→ **DIRECTION**
Return each line from the items below that contains the string "title".
## begin AVAILABLE RECORDS
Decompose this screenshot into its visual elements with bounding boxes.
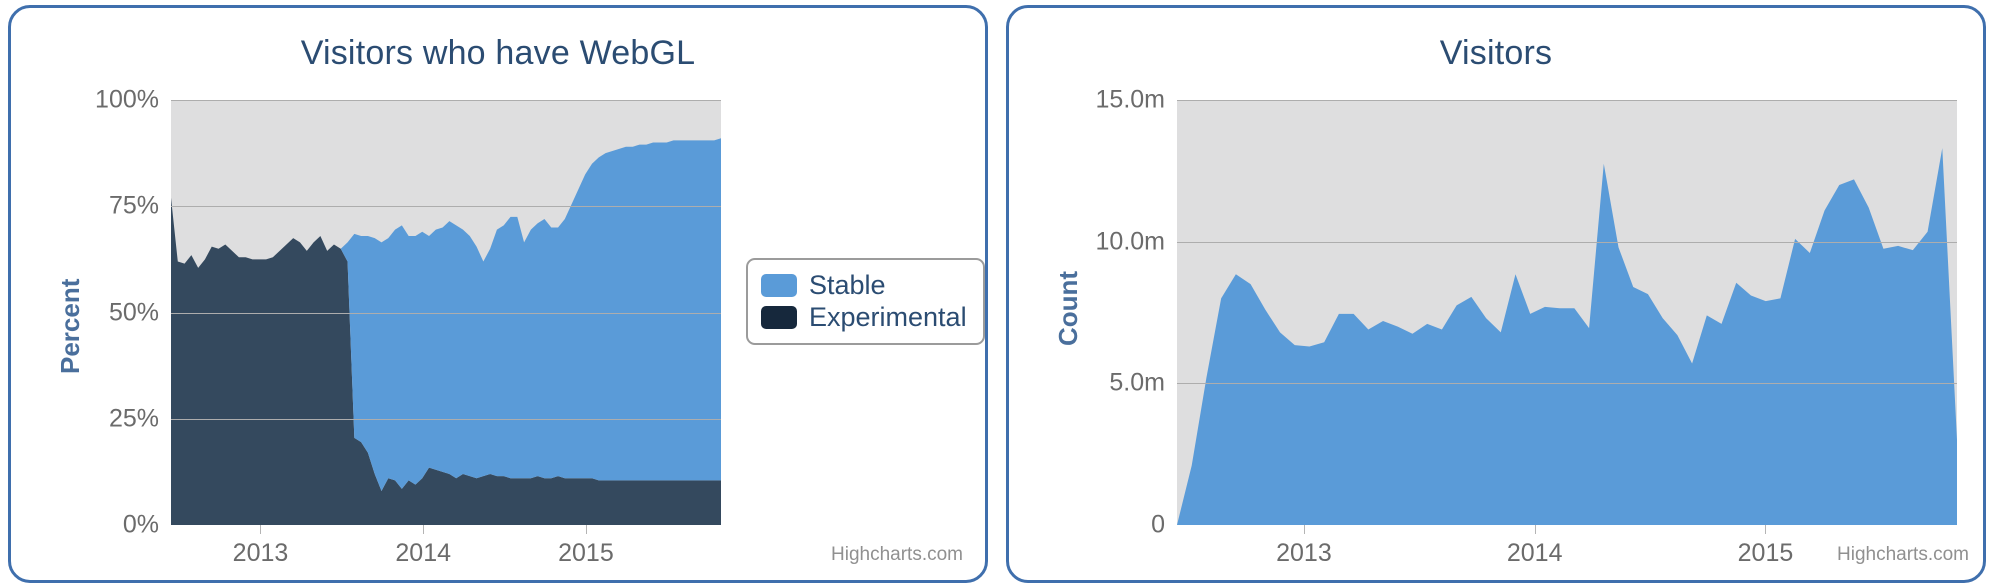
- y-axis-tick-label: 50%: [21, 298, 159, 327]
- y-axis-tick-label: 15.0m: [1027, 86, 1165, 115]
- area-series-group-visitors: [1177, 100, 1957, 525]
- x-axis-tick-mark: [1535, 525, 1536, 534]
- y-axis-tick-label: 25%: [21, 404, 159, 433]
- x-axis-tick-mark: [586, 525, 587, 534]
- x-axis-tick-label: 2014: [395, 539, 451, 568]
- y-axis-title-visitors: Count: [1053, 270, 1084, 345]
- x-axis-tick-label: 2015: [1738, 539, 1794, 568]
- y-axis-tick-label: 100%: [21, 86, 159, 115]
- plot-wrapper-webgl: 0%25%50%75%100% 201320142015: [171, 100, 721, 525]
- gridline: [171, 419, 721, 420]
- x-axis-tick-mark: [1304, 525, 1305, 534]
- gridline: [1177, 242, 1957, 243]
- gridline: [1177, 383, 1957, 384]
- page-title: Visitors who have WebGL: [11, 34, 985, 73]
- y-axis-tick-label: 0%: [21, 511, 159, 540]
- legend-swatch-icon: [761, 274, 797, 297]
- legend-item-label: Experimental: [809, 302, 967, 333]
- y-axis-tick-label: 10.0m: [1027, 227, 1165, 256]
- x-axis-tick-label: 2015: [558, 539, 614, 568]
- legend-item-label: Stable: [809, 270, 886, 301]
- chart-legend[interactable]: StableExperimental: [746, 258, 985, 345]
- y-axis-tick-label: 5.0m: [1027, 369, 1165, 398]
- x-axis-tick-label: 2013: [233, 539, 289, 568]
- legend-swatch-icon: [761, 306, 797, 329]
- x-axis-tick-label: 2014: [1507, 539, 1563, 568]
- plot-area-visitors: [1177, 100, 1957, 525]
- page-title-visitors: Visitors: [1009, 34, 1983, 73]
- gridline: [171, 100, 721, 101]
- credits-label-visitors[interactable]: Highcharts.com: [1837, 544, 1969, 566]
- y-axis-tick-label: 75%: [21, 192, 159, 221]
- area-series-visitors[interactable]: [1177, 148, 1957, 525]
- gridline: [171, 313, 721, 314]
- legend-item-stable[interactable]: Stable: [761, 269, 967, 301]
- x-axis-tick-mark: [260, 525, 261, 534]
- gridline: [1177, 100, 1957, 101]
- credits-label[interactable]: Highcharts.com: [831, 544, 963, 566]
- x-axis-tick-mark: [1765, 525, 1766, 534]
- webgl-chart-panel: Visitors who have WebGL Percent 0%25%50%…: [8, 5, 988, 583]
- legend-item-experimental[interactable]: Experimental: [761, 301, 967, 333]
- plot-wrapper-visitors: 05.0m10.0m15.0m 201320142015: [1177, 100, 1957, 525]
- x-axis-tick-mark: [423, 525, 424, 534]
- gridline: [171, 206, 721, 207]
- x-axis-tick-label: 2013: [1276, 539, 1332, 568]
- y-axis-tick-label: 0: [1027, 511, 1165, 540]
- dashboard: Visitors who have WebGL Percent 0%25%50%…: [0, 0, 1996, 588]
- visitors-chart-panel: Visitors Count 05.0m10.0m15.0m 201320142…: [1006, 5, 1986, 583]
## end AVAILABLE RECORDS
→ **SOLUTION FOR THIS PROBLEM**
- y-axis-title-visitors: Count: [1053, 270, 1084, 345]
- page-title: Visitors who have WebGL: [11, 34, 985, 73]
- page-title-visitors: Visitors: [1009, 34, 1983, 73]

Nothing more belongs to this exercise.